## start Data shown

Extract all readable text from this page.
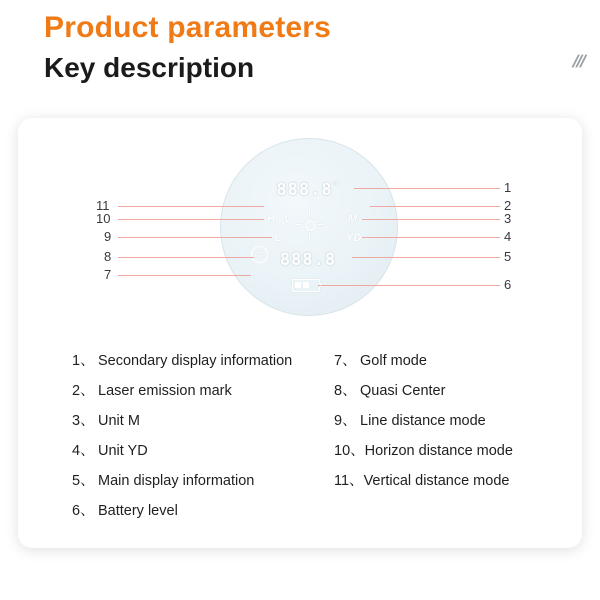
Product parameters
Key description	///
888.8°
H V
L
M
YD
↯ 888.8
1
2
3
4
5
6
11
10
9
8
7
1、 Secondary display information
2、 Laser emission mark
3、 Unit M
4、 Unit YD
5、 Main display information
6、 Battery level
7、 Golf mode
8、 Quasi Center
9、 Line distance mode
10、Horizon distance mode
11、Vertical distance mode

## end Data shown

(Short exercise): Using the records above, retype everything exactly except the pictures.

(Solution to this task):
Extract all readable text from this page.
Product parameters
Key description	///
888.8°
H V
L
M
YD
↯ 888.8
1
2
3
4
5
6
11
10
9
8
7
1、 Secondary display information
2、 Laser emission mark
3、 Unit M
4、 Unit YD
5、 Main display information
6、 Battery level
7、 Golf mode
8、 Quasi Center
9、 Line distance mode
10、Horizon distance mode
11、Vertical distance mode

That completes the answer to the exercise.